TASK TO CARRY OUT: Could you print every record below exactly as it appears?

INPUT RECORDS:
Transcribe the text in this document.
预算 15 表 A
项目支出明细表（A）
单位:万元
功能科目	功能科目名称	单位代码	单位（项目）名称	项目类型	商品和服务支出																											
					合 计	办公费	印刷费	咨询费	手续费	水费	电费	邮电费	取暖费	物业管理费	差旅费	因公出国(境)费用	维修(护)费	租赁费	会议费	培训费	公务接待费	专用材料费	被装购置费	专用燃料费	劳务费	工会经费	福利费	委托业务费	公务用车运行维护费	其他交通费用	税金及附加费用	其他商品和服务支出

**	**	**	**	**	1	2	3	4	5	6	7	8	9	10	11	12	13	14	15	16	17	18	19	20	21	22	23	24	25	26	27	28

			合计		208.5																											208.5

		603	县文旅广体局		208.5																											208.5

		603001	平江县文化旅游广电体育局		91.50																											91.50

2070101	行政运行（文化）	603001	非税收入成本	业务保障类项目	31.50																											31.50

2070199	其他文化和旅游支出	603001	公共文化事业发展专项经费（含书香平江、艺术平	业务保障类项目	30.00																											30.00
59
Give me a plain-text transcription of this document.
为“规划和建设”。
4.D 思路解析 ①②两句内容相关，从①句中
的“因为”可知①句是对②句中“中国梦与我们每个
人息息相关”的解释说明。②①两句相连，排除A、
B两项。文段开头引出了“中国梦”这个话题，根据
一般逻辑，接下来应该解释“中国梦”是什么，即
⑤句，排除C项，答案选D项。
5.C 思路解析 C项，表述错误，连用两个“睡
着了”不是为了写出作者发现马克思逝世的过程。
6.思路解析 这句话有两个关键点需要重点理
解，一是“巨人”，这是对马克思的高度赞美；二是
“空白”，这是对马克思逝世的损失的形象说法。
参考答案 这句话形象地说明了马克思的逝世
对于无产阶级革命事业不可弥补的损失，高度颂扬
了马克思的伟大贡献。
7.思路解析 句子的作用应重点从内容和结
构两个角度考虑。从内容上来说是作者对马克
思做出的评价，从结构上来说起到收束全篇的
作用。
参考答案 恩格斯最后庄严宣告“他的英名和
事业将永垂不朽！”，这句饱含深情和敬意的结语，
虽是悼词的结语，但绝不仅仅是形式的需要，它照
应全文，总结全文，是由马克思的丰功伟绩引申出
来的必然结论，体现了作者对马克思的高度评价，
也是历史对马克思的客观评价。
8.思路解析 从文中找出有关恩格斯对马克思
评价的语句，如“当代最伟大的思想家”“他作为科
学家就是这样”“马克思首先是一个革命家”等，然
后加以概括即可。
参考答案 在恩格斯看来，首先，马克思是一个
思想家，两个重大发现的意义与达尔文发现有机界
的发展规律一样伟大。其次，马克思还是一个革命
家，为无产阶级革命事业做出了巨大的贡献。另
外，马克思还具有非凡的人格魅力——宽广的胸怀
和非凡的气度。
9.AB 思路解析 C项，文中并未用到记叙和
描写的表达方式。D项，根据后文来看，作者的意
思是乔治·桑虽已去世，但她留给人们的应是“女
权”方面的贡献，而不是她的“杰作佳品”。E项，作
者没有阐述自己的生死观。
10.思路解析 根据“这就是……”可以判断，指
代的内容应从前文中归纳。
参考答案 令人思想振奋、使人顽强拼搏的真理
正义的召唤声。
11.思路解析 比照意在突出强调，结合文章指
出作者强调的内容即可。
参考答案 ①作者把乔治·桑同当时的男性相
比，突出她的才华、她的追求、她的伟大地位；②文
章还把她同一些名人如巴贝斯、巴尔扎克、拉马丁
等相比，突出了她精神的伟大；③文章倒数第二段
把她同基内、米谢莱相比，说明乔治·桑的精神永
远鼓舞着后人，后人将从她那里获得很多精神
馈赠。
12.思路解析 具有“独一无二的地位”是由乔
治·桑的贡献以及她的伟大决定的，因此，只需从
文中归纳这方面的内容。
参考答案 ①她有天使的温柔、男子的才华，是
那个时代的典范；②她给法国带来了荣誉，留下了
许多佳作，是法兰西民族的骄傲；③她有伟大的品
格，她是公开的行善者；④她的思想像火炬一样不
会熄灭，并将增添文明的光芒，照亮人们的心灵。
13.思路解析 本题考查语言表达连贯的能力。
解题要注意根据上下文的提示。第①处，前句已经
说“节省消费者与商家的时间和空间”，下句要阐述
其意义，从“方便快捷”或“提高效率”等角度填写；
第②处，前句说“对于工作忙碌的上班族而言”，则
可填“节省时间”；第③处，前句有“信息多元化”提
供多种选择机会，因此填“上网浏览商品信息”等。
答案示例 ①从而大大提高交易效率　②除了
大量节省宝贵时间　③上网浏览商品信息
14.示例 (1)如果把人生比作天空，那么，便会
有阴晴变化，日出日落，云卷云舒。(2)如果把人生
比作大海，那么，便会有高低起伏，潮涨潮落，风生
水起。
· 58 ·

WORKED SOLUTION:
Transcribe the text in this document.
预算 15 表 A
项目支出明细表（A）
单位:万元
功能科目	功能科目名称	单位代码	单位（项目）名称	项目类型	商品和服务支出																											
					合 计	办公费	印刷费	咨询费	手续费	水费	电费	邮电费	取暖费	物业管理费	差旅费	因公出国(境)费用	维修(护)费	租赁费	会议费	培训费	公务接待费	专用材料费	被装购置费	专用燃料费	劳务费	工会经费	福利费	委托业务费	公务用车运行维护费	其他交通费用	税金及附加费用	其他商品和服务支出

**	**	**	**	**	1	2	3	4	5	6	7	8	9	10	11	12	13	14	15	16	17	18	19	20	21	22	23	24	25	26	27	28

			合计		208.5																											208.5

		603	县文旅广体局		208.5																											208.5

		603001	平江县文化旅游广电体育局		91.50																											91.50

2070101	行政运行（文化）	603001	非税收入成本	业务保障类项目	31.50																											31.50

2070199	其他文化和旅游支出	603001	公共文化事业发展专项经费（含书香平江、艺术平	业务保障类项目	30.00																											30.00
59
Give me a plain-text transcription of this document.
为“规划和建设”。
4.D 思路解析 ①②两句内容相关，从①句中
的“因为”可知①句是对②句中“中国梦与我们每个
人息息相关”的解释说明。②①两句相连，排除A、
B两项。文段开头引出了“中国梦”这个话题，根据
一般逻辑，接下来应该解释“中国梦”是什么，即
⑤句，排除C项，答案选D项。
5.C 思路解析 C项，表述错误，连用两个“睡
着了”不是为了写出作者发现马克思逝世的过程。
6.思路解析 这句话有两个关键点需要重点理
解，一是“巨人”，这是对马克思的高度赞美；二是
“空白”，这是对马克思逝世的损失的形象说法。
参考答案 这句话形象地说明了马克思的逝世
对于无产阶级革命事业不可弥补的损失，高度颂扬
了马克思的伟大贡献。
7.思路解析 句子的作用应重点从内容和结
构两个角度考虑。从内容上来说是作者对马克
思做出的评价，从结构上来说起到收束全篇的
作用。
参考答案 恩格斯最后庄严宣告“他的英名和
事业将永垂不朽！”，这句饱含深情和敬意的结语，
虽是悼词的结语，但绝不仅仅是形式的需要，它照
应全文，总结全文，是由马克思的丰功伟绩引申出
来的必然结论，体现了作者对马克思的高度评价，
也是历史对马克思的客观评价。
8.思路解析 从文中找出有关恩格斯对马克思
评价的语句，如“当代最伟大的思想家”“他作为科
学家就是这样”“马克思首先是一个革命家”等，然
后加以概括即可。
参考答案 在恩格斯看来，首先，马克思是一个
思想家，两个重大发现的意义与达尔文发现有机界
的发展规律一样伟大。其次，马克思还是一个革命
家，为无产阶级革命事业做出了巨大的贡献。另
外，马克思还具有非凡的人格魅力——宽广的胸怀
和非凡的气度。
9.AB 思路解析 C项，文中并未用到记叙和
描写的表达方式。D项，根据后文来看，作者的意
思是乔治·桑虽已去世，但她留给人们的应是“女
权”方面的贡献，而不是她的“杰作佳品”。E项，作
者没有阐述自己的生死观。
10.思路解析 根据“这就是……”可以判断，指
代的内容应从前文中归纳。
参考答案 令人思想振奋、使人顽强拼搏的真理
正义的召唤声。
11.思路解析 比照意在突出强调，结合文章指
出作者强调的内容即可。
参考答案 ①作者把乔治·桑同当时的男性相
比，突出她的才华、她的追求、她的伟大地位；②文
章还把她同一些名人如巴贝斯、巴尔扎克、拉马丁
等相比，突出了她精神的伟大；③文章倒数第二段
把她同基内、米谢莱相比，说明乔治·桑的精神永
远鼓舞着后人，后人将从她那里获得很多精神
馈赠。
12.思路解析 具有“独一无二的地位”是由乔
治·桑的贡献以及她的伟大决定的，因此，只需从
文中归纳这方面的内容。
参考答案 ①她有天使的温柔、男子的才华，是
那个时代的典范；②她给法国带来了荣誉，留下了
许多佳作，是法兰西民族的骄傲；③她有伟大的品
格，她是公开的行善者；④她的思想像火炬一样不
会熄灭，并将增添文明的光芒，照亮人们的心灵。
13.思路解析 本题考查语言表达连贯的能力。
解题要注意根据上下文的提示。第①处，前句已经
说“节省消费者与商家的时间和空间”，下句要阐述
其意义，从“方便快捷”或“提高效率”等角度填写；
第②处，前句说“对于工作忙碌的上班族而言”，则
可填“节省时间”；第③处，前句有“信息多元化”提
供多种选择机会，因此填“上网浏览商品信息”等。
答案示例 ①从而大大提高交易效率　②除了
大量节省宝贵时间　③上网浏览商品信息
14.示例 (1)如果把人生比作天空，那么，便会
有阴晴变化，日出日落，云卷云舒。(2)如果把人生
比作大海，那么，便会有高低起伏，潮涨潮落，风生
水起。
· 58 ·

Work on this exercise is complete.